> **What you need to do**: Reproduce all of the data that follows, character for character.

· · · · · · ·

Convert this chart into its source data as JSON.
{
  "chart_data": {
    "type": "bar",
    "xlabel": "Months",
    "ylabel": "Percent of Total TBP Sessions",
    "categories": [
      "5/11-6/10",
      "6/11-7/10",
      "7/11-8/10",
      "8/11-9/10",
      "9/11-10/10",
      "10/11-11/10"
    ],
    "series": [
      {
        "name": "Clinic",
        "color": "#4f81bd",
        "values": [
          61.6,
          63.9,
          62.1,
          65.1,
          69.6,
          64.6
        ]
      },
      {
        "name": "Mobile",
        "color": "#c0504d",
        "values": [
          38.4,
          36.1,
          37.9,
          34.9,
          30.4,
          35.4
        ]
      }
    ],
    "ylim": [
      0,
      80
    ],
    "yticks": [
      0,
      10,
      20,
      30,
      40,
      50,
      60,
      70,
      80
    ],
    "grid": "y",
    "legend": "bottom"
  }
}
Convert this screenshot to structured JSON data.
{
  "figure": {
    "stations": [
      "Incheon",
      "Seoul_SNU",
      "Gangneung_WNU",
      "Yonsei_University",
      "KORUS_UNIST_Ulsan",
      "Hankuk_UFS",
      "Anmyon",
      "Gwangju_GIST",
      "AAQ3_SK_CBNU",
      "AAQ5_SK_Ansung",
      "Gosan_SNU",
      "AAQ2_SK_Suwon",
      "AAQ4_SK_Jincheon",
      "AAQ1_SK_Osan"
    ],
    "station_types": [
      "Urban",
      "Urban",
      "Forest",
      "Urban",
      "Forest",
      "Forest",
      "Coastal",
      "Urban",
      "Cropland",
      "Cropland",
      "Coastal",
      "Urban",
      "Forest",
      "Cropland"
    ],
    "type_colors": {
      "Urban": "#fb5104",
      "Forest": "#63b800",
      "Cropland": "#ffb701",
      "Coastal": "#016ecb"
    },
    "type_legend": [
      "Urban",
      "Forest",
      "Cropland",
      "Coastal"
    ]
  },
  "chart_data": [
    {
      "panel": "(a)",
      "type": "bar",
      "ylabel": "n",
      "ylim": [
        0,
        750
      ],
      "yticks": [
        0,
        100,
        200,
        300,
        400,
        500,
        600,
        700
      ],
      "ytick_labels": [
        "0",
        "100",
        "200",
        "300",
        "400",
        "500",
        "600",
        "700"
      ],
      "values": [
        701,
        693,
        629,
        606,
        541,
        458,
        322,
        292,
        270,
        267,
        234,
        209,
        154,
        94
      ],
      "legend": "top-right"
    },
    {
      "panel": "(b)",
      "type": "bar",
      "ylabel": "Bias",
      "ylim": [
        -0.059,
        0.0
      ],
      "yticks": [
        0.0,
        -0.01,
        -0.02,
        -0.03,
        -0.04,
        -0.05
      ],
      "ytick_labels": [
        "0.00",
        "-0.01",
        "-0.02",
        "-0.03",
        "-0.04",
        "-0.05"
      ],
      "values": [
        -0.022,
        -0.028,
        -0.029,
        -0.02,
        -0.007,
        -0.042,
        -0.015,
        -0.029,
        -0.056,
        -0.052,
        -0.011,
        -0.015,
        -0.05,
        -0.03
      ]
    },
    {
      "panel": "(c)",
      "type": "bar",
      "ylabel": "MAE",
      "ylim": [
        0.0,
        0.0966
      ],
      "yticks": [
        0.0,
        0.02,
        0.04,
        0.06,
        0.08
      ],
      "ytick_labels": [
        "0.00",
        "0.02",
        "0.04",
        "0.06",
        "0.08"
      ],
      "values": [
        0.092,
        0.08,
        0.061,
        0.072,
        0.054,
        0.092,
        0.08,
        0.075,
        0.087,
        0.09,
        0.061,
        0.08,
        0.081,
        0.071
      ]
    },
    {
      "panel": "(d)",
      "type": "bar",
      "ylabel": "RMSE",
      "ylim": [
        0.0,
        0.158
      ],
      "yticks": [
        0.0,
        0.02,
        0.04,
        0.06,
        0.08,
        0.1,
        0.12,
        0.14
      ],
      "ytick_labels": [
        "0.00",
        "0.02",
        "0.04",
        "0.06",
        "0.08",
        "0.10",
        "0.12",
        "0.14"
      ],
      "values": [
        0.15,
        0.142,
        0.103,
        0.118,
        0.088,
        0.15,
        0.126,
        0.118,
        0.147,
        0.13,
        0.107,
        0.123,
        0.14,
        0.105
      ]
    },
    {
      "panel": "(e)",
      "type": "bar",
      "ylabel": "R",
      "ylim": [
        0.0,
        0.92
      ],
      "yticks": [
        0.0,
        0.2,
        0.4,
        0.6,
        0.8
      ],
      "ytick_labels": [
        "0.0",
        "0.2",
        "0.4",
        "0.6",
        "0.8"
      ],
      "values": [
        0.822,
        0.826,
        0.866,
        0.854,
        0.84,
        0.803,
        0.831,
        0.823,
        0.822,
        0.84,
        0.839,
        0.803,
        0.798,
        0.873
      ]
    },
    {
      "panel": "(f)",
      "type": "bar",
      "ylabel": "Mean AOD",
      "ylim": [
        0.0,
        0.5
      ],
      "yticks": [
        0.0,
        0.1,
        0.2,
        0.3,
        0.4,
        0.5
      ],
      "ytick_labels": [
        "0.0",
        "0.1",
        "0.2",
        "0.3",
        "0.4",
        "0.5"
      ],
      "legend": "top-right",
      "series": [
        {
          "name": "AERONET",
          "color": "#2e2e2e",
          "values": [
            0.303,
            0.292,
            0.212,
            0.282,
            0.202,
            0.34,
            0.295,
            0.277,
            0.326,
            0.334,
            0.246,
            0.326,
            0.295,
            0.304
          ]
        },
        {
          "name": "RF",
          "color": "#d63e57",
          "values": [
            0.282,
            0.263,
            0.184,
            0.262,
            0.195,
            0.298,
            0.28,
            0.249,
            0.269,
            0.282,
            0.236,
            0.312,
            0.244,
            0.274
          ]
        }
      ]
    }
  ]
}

· · · · · · ·

> **Problem solution**:
Convert this chart into its source data as JSON.
{
  "chart_data": {
    "type": "bar",
    "xlabel": "Months",
    "ylabel": "Percent of Total TBP Sessions",
    "categories": [
      "5/11-6/10",
      "6/11-7/10",
      "7/11-8/10",
      "8/11-9/10",
      "9/11-10/10",
      "10/11-11/10"
    ],
    "series": [
      {
        "name": "Clinic",
        "color": "#4f81bd",
        "values": [
          61.6,
          63.9,
          62.1,
          65.1,
          69.6,
          64.6
        ]
      },
      {
        "name": "Mobile",
        "color": "#c0504d",
        "values": [
          38.4,
          36.1,
          37.9,
          34.9,
          30.4,
          35.4
        ]
      }
    ],
    "ylim": [
      0,
      80
    ],
    "yticks": [
      0,
      10,
      20,
      30,
      40,
      50,
      60,
      70,
      80
    ],
    "grid": "y",
    "legend": "bottom"
  }
}
Convert this screenshot to structured JSON data.
{
  "figure": {
    "stations": [
      "Incheon",
      "Seoul_SNU",
      "Gangneung_WNU",
      "Yonsei_University",
      "KORUS_UNIST_Ulsan",
      "Hankuk_UFS",
      "Anmyon",
      "Gwangju_GIST",
      "AAQ3_SK_CBNU",
      "AAQ5_SK_Ansung",
      "Gosan_SNU",
      "AAQ2_SK_Suwon",
      "AAQ4_SK_Jincheon",
      "AAQ1_SK_Osan"
    ],
    "station_types": [
      "Urban",
      "Urban",
      "Forest",
      "Urban",
      "Forest",
      "Forest",
      "Coastal",
      "Urban",
      "Cropland",
      "Cropland",
      "Coastal",
      "Urban",
      "Forest",
      "Cropland"
    ],
    "type_colors": {
      "Urban": "#fb5104",
      "Forest": "#63b800",
      "Cropland": "#ffb701",
      "Coastal": "#016ecb"
    },
    "type_legend": [
      "Urban",
      "Forest",
      "Cropland",
      "Coastal"
    ]
  },
  "chart_data": [
    {
      "panel": "(a)",
      "type": "bar",
      "ylabel": "n",
      "ylim": [
        0,
        750
      ],
      "yticks": [
        0,
        100,
        200,
        300,
        400,
        500,
        600,
        700
      ],
      "ytick_labels": [
        "0",
        "100",
        "200",
        "300",
        "400",
        "500",
        "600",
        "700"
      ],
      "values": [
        701,
        693,
        629,
        606,
        541,
        458,
        322,
        292,
        270,
        267,
        234,
        209,
        154,
        94
      ],
      "legend": "top-right"
    },
    {
      "panel": "(b)",
      "type": "bar",
      "ylabel": "Bias",
      "ylim": [
        -0.059,
        0.0
      ],
      "yticks": [
        0.0,
        -0.01,
        -0.02,
        -0.03,
        -0.04,
        -0.05
      ],
      "ytick_labels": [
        "0.00",
        "-0.01",
        "-0.02",
        "-0.03",
        "-0.04",
        "-0.05"
      ],
      "values": [
        -0.022,
        -0.028,
        -0.029,
        -0.02,
        -0.007,
        -0.042,
        -0.015,
        -0.029,
        -0.056,
        -0.052,
        -0.011,
        -0.015,
        -0.05,
        -0.03
      ]
    },
    {
      "panel": "(c)",
      "type": "bar",
      "ylabel": "MAE",
      "ylim": [
        0.0,
        0.0966
      ],
      "yticks": [
        0.0,
        0.02,
        0.04,
        0.06,
        0.08
      ],
      "ytick_labels": [
        "0.00",
        "0.02",
        "0.04",
        "0.06",
        "0.08"
      ],
      "values": [
        0.092,
        0.08,
        0.061,
        0.072,
        0.054,
        0.092,
        0.08,
        0.075,
        0.087,
        0.09,
        0.061,
        0.08,
        0.081,
        0.071
      ]
    },
    {
      "panel": "(d)",
      "type": "bar",
      "ylabel": "RMSE",
      "ylim": [
        0.0,
        0.158
      ],
      "yticks": [
        0.0,
        0.02,
        0.04,
        0.06,
        0.08,
        0.1,
        0.12,
        0.14
      ],
      "ytick_labels": [
        "0.00",
        "0.02",
        "0.04",
        "0.06",
        "0.08",
        "0.10",
        "0.12",
        "0.14"
      ],
      "values": [
        0.15,
        0.142,
        0.103,
        0.118,
        0.088,
        0.15,
        0.126,
        0.118,
        0.147,
        0.13,
        0.107,
        0.123,
        0.14,
        0.105
      ]
    },
    {
      "panel": "(e)",
      "type": "bar",
      "ylabel": "R",
      "ylim": [
        0.0,
        0.92
      ],
      "yticks": [
        0.0,
        0.2,
        0.4,
        0.6,
        0.8
      ],
      "ytick_labels": [
        "0.0",
        "0.2",
        "0.4",
        "0.6",
        "0.8"
      ],
      "values": [
        0.822,
        0.826,
        0.866,
        0.854,
        0.84,
        0.803,
        0.831,
        0.823,
        0.822,
        0.84,
        0.839,
        0.803,
        0.798,
        0.873
      ]
    },
    {
      "panel": "(f)",
      "type": "bar",
      "ylabel": "Mean AOD",
      "ylim": [
        0.0,
        0.5
      ],
      "yticks": [
        0.0,
        0.1,
        0.2,
        0.3,
        0.4,
        0.5
      ],
      "ytick_labels": [
        "0.0",
        "0.1",
        "0.2",
        "0.3",
        "0.4",
        "0.5"
      ],
      "legend": "top-right",
      "series": [
        {
          "name": "AERONET",
          "color": "#2e2e2e",
          "values": [
            0.303,
            0.292,
            0.212,
            0.282,
            0.202,
            0.34,
            0.295,
            0.277,
            0.326,
            0.334,
            0.246,
            0.326,
            0.295,
            0.304
          ]
        },
        {
          "name": "RF",
          "color": "#d63e57",
          "values": [
            0.282,
            0.263,
            0.184,
            0.262,
            0.195,
            0.298,
            0.28,
            0.249,
            0.269,
            0.282,
            0.236,
            0.312,
            0.244,
            0.274
          ]
        }
      ]
    }
  ]
}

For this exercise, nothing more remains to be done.